▶ Exercise description: Check the listing below for lines with the word "settings" and say how many there are, with nothing but the number.
── Working data
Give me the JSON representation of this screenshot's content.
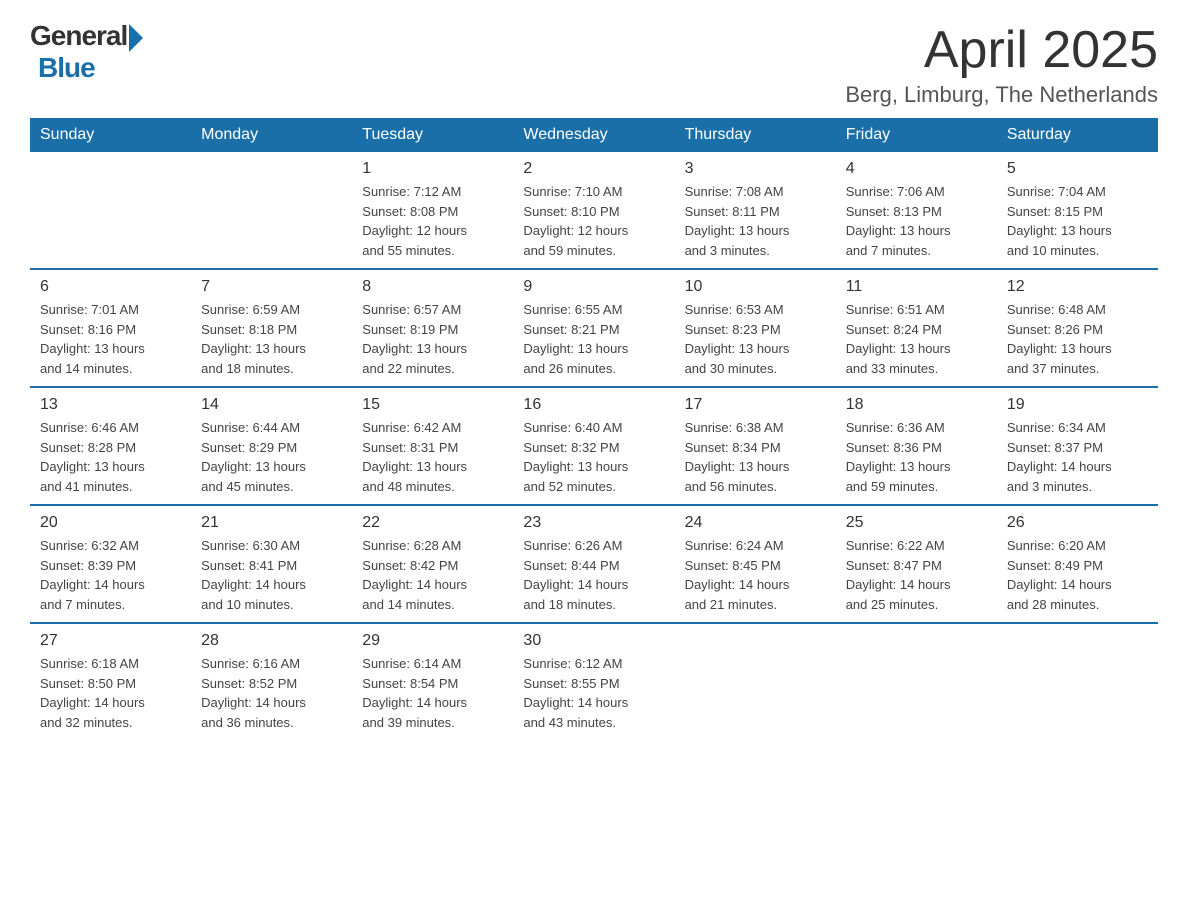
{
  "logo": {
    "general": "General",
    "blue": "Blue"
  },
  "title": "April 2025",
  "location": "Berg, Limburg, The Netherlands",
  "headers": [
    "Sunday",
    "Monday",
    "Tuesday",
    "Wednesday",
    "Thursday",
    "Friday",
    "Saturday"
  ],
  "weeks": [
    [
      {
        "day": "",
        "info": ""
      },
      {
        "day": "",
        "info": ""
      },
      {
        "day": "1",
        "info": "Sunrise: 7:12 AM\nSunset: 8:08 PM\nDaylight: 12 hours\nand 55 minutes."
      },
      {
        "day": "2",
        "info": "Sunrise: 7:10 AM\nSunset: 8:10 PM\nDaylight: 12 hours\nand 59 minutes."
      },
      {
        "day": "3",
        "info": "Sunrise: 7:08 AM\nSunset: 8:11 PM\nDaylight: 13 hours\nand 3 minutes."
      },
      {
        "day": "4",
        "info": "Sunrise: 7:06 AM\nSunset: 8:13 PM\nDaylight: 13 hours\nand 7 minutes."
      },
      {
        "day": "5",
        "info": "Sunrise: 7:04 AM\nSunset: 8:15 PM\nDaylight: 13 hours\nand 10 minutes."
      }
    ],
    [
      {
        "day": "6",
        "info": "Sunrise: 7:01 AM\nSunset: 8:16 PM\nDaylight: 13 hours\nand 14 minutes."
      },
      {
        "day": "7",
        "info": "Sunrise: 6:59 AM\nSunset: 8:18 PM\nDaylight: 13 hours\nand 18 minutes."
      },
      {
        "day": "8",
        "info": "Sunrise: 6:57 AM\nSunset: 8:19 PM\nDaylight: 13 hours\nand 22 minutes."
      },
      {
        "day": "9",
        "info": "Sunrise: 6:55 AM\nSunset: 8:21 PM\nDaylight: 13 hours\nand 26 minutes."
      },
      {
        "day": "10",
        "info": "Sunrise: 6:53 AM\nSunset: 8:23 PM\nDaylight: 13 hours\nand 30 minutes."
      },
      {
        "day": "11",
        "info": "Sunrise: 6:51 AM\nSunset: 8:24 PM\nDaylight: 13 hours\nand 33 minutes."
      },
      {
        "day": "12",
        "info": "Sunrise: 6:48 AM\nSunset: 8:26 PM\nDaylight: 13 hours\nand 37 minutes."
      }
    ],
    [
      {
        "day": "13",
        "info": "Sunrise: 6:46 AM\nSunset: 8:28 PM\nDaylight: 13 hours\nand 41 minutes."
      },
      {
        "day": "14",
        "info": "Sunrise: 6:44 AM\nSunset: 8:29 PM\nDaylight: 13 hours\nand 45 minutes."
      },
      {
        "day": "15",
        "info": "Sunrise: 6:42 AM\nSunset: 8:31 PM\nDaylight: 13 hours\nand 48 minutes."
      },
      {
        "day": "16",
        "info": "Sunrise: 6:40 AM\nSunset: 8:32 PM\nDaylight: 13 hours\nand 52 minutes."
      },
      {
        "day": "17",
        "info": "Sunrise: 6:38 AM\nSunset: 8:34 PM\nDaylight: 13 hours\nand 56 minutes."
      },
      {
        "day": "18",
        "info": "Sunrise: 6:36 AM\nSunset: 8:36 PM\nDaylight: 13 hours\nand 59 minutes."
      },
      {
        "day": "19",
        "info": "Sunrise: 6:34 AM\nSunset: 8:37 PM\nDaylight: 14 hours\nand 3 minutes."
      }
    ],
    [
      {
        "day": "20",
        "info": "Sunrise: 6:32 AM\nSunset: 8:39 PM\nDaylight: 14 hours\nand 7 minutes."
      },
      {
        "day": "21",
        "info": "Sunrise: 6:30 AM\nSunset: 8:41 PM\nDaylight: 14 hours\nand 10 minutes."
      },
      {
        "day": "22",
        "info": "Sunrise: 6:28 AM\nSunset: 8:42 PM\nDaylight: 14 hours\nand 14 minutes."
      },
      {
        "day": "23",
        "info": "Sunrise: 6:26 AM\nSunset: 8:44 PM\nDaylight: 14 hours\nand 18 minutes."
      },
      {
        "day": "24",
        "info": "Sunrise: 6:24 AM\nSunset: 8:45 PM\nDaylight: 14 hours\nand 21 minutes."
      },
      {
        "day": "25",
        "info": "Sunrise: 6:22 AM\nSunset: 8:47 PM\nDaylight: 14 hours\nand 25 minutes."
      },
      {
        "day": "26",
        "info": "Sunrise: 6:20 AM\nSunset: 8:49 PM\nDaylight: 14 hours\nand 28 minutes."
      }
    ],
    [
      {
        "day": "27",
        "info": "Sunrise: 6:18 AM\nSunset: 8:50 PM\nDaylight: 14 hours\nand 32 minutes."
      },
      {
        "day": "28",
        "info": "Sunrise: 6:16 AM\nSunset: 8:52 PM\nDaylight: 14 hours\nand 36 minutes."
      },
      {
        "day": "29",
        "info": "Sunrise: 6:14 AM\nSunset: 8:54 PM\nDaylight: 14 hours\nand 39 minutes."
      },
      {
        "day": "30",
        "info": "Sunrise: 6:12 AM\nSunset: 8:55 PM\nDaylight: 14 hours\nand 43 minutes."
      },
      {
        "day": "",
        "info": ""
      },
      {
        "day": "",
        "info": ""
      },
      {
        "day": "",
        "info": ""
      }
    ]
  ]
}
────
── Working data
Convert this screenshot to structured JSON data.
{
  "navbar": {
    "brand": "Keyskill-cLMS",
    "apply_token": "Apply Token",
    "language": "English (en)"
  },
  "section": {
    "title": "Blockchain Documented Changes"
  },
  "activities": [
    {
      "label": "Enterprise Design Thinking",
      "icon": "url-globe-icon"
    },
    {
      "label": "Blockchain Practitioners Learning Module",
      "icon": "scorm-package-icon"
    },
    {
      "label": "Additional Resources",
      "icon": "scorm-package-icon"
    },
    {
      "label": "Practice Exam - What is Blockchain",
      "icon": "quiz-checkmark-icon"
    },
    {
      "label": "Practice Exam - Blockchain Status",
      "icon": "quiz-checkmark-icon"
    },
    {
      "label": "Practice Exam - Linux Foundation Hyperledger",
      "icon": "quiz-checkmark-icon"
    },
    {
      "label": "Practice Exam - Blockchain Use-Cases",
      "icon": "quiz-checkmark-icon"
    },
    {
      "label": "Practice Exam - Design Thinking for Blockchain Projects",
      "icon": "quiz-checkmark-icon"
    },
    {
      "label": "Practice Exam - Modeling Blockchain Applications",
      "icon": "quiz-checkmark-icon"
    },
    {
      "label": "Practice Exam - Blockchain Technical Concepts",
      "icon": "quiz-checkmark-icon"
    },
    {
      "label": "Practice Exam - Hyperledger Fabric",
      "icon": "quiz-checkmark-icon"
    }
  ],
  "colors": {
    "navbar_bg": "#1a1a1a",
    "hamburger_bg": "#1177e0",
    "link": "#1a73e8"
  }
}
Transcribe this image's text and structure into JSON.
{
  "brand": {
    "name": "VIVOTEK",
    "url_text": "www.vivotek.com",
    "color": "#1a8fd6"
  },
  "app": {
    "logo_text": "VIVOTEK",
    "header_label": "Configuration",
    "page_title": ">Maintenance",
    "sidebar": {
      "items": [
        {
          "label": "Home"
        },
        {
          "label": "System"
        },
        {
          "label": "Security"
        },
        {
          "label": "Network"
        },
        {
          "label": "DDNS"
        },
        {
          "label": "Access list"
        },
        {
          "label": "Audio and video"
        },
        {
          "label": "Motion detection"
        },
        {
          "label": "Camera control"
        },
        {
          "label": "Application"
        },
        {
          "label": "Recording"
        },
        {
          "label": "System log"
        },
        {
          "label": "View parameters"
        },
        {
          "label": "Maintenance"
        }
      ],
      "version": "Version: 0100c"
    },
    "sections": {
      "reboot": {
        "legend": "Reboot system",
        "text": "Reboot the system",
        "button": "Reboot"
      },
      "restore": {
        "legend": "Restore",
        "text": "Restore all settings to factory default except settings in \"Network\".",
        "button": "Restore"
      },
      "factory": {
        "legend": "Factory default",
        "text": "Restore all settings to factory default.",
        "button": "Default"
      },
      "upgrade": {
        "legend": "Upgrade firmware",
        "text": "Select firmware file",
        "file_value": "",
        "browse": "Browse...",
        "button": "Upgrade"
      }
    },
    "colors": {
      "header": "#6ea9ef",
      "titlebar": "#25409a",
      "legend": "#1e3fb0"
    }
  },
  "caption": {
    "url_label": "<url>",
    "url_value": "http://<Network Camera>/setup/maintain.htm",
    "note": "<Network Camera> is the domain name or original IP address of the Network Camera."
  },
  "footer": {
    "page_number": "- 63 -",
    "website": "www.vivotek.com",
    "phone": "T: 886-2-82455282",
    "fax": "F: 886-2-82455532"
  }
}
────
▶ Response: 2